- **TRECHO DO DOCUMENTO**
7Mas apenas o sumo sacerdote, e só uma vez por ano, entrava no lugar santíssimo. Ele sempre apresentava o sangue do sacrifício pelos próprios pecados e pelos pecados que o povo havia cometido por ignorância.
8Com essas regras, o Espírito Santo mostra que o caminho para o lugar santíssimo não havia sido aberto enquanto o primeiro tabernáculo continuava em uso.
9Essa é uma ilustração que aponta para o tempo presente, pois as ofertas e os sacrifícios que os sacerdotes apresentam não podem criar no adorador uma consciência totalmente limpa.
10Tratava-se apenas de alimentos e bebidas e várias cerimônias de purificação; eram regras externas, válidas apenas até que se estabelecesse um sistema melhor.

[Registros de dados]
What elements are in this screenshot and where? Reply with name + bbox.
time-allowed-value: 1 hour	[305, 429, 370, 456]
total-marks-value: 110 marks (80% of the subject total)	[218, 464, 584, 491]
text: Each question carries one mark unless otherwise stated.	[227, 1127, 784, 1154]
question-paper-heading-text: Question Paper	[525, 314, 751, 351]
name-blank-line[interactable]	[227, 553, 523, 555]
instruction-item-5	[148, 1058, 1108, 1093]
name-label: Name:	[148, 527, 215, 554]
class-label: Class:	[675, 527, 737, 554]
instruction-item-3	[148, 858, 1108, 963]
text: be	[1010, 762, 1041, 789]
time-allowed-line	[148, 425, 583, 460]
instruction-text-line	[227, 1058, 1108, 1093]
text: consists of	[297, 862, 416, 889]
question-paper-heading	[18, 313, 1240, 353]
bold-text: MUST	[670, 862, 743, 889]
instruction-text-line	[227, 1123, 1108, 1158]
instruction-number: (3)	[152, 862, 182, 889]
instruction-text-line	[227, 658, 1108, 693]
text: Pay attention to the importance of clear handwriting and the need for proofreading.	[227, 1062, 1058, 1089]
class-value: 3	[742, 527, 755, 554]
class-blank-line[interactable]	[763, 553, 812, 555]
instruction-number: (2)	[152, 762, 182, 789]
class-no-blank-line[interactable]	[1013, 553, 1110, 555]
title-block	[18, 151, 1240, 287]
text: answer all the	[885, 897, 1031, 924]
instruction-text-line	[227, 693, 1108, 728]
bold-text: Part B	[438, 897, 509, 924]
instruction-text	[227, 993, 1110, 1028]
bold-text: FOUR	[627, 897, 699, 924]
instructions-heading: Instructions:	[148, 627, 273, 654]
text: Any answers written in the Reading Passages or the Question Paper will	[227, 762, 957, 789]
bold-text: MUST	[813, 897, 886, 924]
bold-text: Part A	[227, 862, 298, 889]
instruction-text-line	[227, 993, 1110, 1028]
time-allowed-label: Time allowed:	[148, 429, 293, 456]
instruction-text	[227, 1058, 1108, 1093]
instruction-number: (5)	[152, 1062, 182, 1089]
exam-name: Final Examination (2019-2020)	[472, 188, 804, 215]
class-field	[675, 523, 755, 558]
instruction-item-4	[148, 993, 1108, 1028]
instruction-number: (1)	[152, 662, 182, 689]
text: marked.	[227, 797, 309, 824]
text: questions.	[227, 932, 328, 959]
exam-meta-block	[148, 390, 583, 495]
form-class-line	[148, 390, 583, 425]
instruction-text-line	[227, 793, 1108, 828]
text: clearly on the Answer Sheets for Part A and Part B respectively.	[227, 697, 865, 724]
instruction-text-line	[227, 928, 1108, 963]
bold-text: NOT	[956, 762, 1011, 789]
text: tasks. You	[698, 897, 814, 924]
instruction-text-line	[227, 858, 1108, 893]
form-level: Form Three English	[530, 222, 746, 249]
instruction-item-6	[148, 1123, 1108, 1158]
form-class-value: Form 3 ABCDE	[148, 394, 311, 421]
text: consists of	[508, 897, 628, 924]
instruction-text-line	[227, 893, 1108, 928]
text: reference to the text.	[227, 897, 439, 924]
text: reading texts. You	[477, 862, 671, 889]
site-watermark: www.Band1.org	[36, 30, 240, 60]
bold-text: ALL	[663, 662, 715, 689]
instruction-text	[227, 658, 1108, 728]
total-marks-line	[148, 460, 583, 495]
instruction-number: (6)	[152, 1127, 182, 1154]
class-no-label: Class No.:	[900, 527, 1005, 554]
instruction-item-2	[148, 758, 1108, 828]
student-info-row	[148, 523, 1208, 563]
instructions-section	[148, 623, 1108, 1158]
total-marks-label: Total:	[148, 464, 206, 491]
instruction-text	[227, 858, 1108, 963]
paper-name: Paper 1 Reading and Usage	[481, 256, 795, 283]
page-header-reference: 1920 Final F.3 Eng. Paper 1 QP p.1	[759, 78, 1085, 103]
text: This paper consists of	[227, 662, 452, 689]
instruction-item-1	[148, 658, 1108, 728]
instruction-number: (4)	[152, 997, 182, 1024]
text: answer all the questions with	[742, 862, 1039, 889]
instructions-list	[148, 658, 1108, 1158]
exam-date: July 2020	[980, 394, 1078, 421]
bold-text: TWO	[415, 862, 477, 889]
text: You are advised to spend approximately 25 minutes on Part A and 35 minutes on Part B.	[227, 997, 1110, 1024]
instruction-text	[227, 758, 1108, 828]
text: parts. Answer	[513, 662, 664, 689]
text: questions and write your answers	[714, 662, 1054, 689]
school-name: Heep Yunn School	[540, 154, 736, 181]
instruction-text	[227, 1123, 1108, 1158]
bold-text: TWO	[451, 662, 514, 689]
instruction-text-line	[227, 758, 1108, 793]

- **ENUNCIADO**
Reescreva de forma mais curta o parágrafo do trecho do documento acima que começa com "Mas apenas o sumo sacerdote", sem perder seus fatos principais.

- **RESPOSTA À TAREFA**
Só o sumo sacerdote entrava no lugar santíssimo, uma vez por ano, sempre apresentando o sangue do sacrifício pelos próprios pecados e pelos que o povo havia cometido por ignorância.